> [GIVEN REQUEST] Could you write out the records below exactly as they appear?

> [DATA SHOWN]
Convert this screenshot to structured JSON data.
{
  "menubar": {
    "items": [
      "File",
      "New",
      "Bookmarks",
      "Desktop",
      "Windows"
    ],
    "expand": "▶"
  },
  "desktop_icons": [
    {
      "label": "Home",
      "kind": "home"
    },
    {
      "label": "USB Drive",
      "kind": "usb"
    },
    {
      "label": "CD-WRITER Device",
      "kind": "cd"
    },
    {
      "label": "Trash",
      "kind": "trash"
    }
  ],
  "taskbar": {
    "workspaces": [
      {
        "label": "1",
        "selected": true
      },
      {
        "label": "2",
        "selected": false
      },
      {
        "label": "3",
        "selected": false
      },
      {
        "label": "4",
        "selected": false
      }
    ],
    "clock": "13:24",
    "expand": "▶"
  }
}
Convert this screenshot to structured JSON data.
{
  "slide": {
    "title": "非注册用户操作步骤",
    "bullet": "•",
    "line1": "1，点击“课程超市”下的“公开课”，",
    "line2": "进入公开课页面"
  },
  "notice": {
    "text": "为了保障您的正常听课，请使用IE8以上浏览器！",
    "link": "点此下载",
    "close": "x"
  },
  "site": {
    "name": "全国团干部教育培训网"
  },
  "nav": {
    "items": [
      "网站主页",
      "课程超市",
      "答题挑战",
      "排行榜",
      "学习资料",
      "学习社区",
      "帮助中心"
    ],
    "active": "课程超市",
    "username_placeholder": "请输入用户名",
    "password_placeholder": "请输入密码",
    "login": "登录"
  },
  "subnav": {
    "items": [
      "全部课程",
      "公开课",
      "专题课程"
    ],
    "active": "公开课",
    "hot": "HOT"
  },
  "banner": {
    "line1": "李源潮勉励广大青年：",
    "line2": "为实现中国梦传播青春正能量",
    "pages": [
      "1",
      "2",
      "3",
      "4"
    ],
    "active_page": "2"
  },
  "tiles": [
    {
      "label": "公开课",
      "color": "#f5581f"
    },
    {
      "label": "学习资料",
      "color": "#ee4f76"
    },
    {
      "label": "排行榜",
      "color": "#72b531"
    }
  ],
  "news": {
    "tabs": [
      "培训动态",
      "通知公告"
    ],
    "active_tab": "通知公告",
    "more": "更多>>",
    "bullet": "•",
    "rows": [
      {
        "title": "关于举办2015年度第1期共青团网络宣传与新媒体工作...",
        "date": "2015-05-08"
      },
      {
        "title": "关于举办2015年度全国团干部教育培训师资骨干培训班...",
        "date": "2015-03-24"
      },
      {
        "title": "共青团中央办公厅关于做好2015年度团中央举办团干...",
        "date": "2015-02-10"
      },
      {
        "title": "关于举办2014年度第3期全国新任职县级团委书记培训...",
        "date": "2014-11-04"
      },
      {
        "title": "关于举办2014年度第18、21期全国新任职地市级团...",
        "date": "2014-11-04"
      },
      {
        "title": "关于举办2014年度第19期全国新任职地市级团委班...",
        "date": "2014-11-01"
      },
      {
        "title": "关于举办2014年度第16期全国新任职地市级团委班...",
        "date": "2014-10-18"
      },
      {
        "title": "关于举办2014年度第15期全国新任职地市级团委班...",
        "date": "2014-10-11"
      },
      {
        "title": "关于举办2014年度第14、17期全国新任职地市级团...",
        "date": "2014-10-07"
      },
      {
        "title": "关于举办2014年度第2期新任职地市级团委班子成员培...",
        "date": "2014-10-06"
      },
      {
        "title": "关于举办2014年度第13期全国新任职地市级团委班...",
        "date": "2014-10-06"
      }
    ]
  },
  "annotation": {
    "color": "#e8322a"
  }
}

> [RESULT]
Convert this screenshot to structured JSON data.
{
  "menubar": {
    "items": [
      "File",
      "New",
      "Bookmarks",
      "Desktop",
      "Windows"
    ],
    "expand": "▶"
  },
  "desktop_icons": [
    {
      "label": "Home",
      "kind": "home"
    },
    {
      "label": "USB Drive",
      "kind": "usb"
    },
    {
      "label": "CD-WRITER Device",
      "kind": "cd"
    },
    {
      "label": "Trash",
      "kind": "trash"
    }
  ],
  "taskbar": {
    "workspaces": [
      {
        "label": "1",
        "selected": true
      },
      {
        "label": "2",
        "selected": false
      },
      {
        "label": "3",
        "selected": false
      },
      {
        "label": "4",
        "selected": false
      }
    ],
    "clock": "13:24",
    "expand": "▶"
  }
}
Convert this screenshot to structured JSON data.
{
  "slide": {
    "title": "非注册用户操作步骤",
    "bullet": "•",
    "line1": "1，点击“课程超市”下的“公开课”，",
    "line2": "进入公开课页面"
  },
  "notice": {
    "text": "为了保障您的正常听课，请使用IE8以上浏览器！",
    "link": "点此下载",
    "close": "x"
  },
  "site": {
    "name": "全国团干部教育培训网"
  },
  "nav": {
    "items": [
      "网站主页",
      "课程超市",
      "答题挑战",
      "排行榜",
      "学习资料",
      "学习社区",
      "帮助中心"
    ],
    "active": "课程超市",
    "username_placeholder": "请输入用户名",
    "password_placeholder": "请输入密码",
    "login": "登录"
  },
  "subnav": {
    "items": [
      "全部课程",
      "公开课",
      "专题课程"
    ],
    "active": "公开课",
    "hot": "HOT"
  },
  "banner": {
    "line1": "李源潮勉励广大青年：",
    "line2": "为实现中国梦传播青春正能量",
    "pages": [
      "1",
      "2",
      "3",
      "4"
    ],
    "active_page": "2"
  },
  "tiles": [
    {
      "label": "公开课",
      "color": "#f5581f"
    },
    {
      "label": "学习资料",
      "color": "#ee4f76"
    },
    {
      "label": "排行榜",
      "color": "#72b531"
    }
  ],
  "news": {
    "tabs": [
      "培训动态",
      "通知公告"
    ],
    "active_tab": "通知公告",
    "more": "更多>>",
    "bullet": "•",
    "rows": [
      {
        "title": "关于举办2015年度第1期共青团网络宣传与新媒体工作...",
        "date": "2015-05-08"
      },
      {
        "title": "关于举办2015年度全国团干部教育培训师资骨干培训班...",
        "date": "2015-03-24"
      },
      {
        "title": "共青团中央办公厅关于做好2015年度团中央举办团干...",
        "date": "2015-02-10"
      },
      {
        "title": "关于举办2014年度第3期全国新任职县级团委书记培训...",
        "date": "2014-11-04"
      },
      {
        "title": "关于举办2014年度第18、21期全国新任职地市级团...",
        "date": "2014-11-04"
      },
      {
        "title": "关于举办2014年度第19期全国新任职地市级团委班...",
        "date": "2014-11-01"
      },
      {
        "title": "关于举办2014年度第16期全国新任职地市级团委班...",
        "date": "2014-10-18"
      },
      {
        "title": "关于举办2014年度第15期全国新任职地市级团委班...",
        "date": "2014-10-11"
      },
      {
        "title": "关于举办2014年度第14、17期全国新任职地市级团...",
        "date": "2014-10-07"
      },
      {
        "title": "关于举办2014年度第2期新任职地市级团委班子成员培...",
        "date": "2014-10-06"
      },
      {
        "title": "关于举办2014年度第13期全国新任职地市级团委班...",
        "date": "2014-10-06"
      }
    ]
  },
  "annotation": {
    "color": "#e8322a"
  }
}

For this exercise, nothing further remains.